## Instructions for the task
Please retype all of the following entries exactly.

Dataset Block Start

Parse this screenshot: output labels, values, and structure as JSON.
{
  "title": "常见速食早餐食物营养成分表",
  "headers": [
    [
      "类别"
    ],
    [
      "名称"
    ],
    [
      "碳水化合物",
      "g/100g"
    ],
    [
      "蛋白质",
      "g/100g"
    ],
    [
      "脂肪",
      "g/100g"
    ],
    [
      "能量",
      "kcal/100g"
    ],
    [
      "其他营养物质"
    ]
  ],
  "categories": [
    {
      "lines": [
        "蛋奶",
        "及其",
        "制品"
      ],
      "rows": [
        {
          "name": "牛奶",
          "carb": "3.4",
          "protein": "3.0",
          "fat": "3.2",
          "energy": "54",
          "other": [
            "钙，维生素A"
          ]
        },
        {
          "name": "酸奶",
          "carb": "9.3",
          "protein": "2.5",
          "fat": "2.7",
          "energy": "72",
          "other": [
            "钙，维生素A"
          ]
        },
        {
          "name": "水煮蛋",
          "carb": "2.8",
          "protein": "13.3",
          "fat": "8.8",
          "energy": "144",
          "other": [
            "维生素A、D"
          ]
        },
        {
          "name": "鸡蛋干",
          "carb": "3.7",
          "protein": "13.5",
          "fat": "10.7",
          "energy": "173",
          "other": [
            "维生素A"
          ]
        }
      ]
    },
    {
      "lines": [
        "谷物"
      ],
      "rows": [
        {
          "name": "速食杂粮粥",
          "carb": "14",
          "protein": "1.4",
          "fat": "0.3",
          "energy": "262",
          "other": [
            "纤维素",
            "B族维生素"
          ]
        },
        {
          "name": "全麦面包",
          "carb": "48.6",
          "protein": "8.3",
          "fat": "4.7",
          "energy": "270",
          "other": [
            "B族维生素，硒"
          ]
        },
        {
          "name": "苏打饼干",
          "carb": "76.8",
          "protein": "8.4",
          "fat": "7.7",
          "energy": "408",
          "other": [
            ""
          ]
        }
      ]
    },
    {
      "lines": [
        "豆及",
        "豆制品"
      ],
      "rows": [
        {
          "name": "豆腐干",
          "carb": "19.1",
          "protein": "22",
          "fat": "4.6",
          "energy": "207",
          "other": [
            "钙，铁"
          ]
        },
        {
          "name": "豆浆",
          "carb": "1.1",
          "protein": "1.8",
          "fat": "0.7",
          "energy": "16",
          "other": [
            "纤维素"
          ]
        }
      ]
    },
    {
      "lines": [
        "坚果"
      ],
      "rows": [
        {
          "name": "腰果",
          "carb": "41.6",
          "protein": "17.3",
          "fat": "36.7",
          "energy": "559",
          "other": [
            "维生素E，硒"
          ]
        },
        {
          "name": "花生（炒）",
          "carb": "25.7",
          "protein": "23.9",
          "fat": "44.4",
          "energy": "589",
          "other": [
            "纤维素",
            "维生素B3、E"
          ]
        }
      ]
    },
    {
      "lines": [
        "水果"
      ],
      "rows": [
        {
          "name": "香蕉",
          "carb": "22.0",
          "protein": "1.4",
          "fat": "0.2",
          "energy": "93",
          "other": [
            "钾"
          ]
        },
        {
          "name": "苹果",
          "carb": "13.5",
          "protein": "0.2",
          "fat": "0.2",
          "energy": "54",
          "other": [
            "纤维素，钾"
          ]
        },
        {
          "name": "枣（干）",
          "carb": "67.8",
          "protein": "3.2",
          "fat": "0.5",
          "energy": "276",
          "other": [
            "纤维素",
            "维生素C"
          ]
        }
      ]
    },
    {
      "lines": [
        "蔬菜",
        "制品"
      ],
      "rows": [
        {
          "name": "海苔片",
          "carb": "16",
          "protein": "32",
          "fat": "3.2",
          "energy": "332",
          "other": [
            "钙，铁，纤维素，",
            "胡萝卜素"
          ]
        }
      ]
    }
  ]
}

Dataset Block End

## Completed exercise
Parse this screenshot: output labels, values, and structure as JSON.
{
  "title": "常见速食早餐食物营养成分表",
  "headers": [
    [
      "类别"
    ],
    [
      "名称"
    ],
    [
      "碳水化合物",
      "g/100g"
    ],
    [
      "蛋白质",
      "g/100g"
    ],
    [
      "脂肪",
      "g/100g"
    ],
    [
      "能量",
      "kcal/100g"
    ],
    [
      "其他营养物质"
    ]
  ],
  "categories": [
    {
      "lines": [
        "蛋奶",
        "及其",
        "制品"
      ],
      "rows": [
        {
          "name": "牛奶",
          "carb": "3.4",
          "protein": "3.0",
          "fat": "3.2",
          "energy": "54",
          "other": [
            "钙，维生素A"
          ]
        },
        {
          "name": "酸奶",
          "carb": "9.3",
          "protein": "2.5",
          "fat": "2.7",
          "energy": "72",
          "other": [
            "钙，维生素A"
          ]
        },
        {
          "name": "水煮蛋",
          "carb": "2.8",
          "protein": "13.3",
          "fat": "8.8",
          "energy": "144",
          "other": [
            "维生素A、D"
          ]
        },
        {
          "name": "鸡蛋干",
          "carb": "3.7",
          "protein": "13.5",
          "fat": "10.7",
          "energy": "173",
          "other": [
            "维生素A"
          ]
        }
      ]
    },
    {
      "lines": [
        "谷物"
      ],
      "rows": [
        {
          "name": "速食杂粮粥",
          "carb": "14",
          "protein": "1.4",
          "fat": "0.3",
          "energy": "262",
          "other": [
            "纤维素",
            "B族维生素"
          ]
        },
        {
          "name": "全麦面包",
          "carb": "48.6",
          "protein": "8.3",
          "fat": "4.7",
          "energy": "270",
          "other": [
            "B族维生素，硒"
          ]
        },
        {
          "name": "苏打饼干",
          "carb": "76.8",
          "protein": "8.4",
          "fat": "7.7",
          "energy": "408",
          "other": [
            ""
          ]
        }
      ]
    },
    {
      "lines": [
        "豆及",
        "豆制品"
      ],
      "rows": [
        {
          "name": "豆腐干",
          "carb": "19.1",
          "protein": "22",
          "fat": "4.6",
          "energy": "207",
          "other": [
            "钙，铁"
          ]
        },
        {
          "name": "豆浆",
          "carb": "1.1",
          "protein": "1.8",
          "fat": "0.7",
          "energy": "16",
          "other": [
            "纤维素"
          ]
        }
      ]
    },
    {
      "lines": [
        "坚果"
      ],
      "rows": [
        {
          "name": "腰果",
          "carb": "41.6",
          "protein": "17.3",
          "fat": "36.7",
          "energy": "559",
          "other": [
            "维生素E，硒"
          ]
        },
        {
          "name": "花生（炒）",
          "carb": "25.7",
          "protein": "23.9",
          "fat": "44.4",
          "energy": "589",
          "other": [
            "纤维素",
            "维生素B3、E"
          ]
        }
      ]
    },
    {
      "lines": [
        "水果"
      ],
      "rows": [
        {
          "name": "香蕉",
          "carb": "22.0",
          "protein": "1.4",
          "fat": "0.2",
          "energy": "93",
          "other": [
            "钾"
          ]
        },
        {
          "name": "苹果",
          "carb": "13.5",
          "protein": "0.2",
          "fat": "0.2",
          "energy": "54",
          "other": [
            "纤维素，钾"
          ]
        },
        {
          "name": "枣（干）",
          "carb": "67.8",
          "protein": "3.2",
          "fat": "0.5",
          "energy": "276",
          "other": [
            "纤维素",
            "维生素C"
          ]
        }
      ]
    },
    {
      "lines": [
        "蔬菜",
        "制品"
      ],
      "rows": [
        {
          "name": "海苔片",
          "carb": "16",
          "protein": "32",
          "fat": "3.2",
          "energy": "332",
          "other": [
            "钙，铁，纤维素，",
            "胡萝卜素"
          ]
        }
      ]
    }
  ]
}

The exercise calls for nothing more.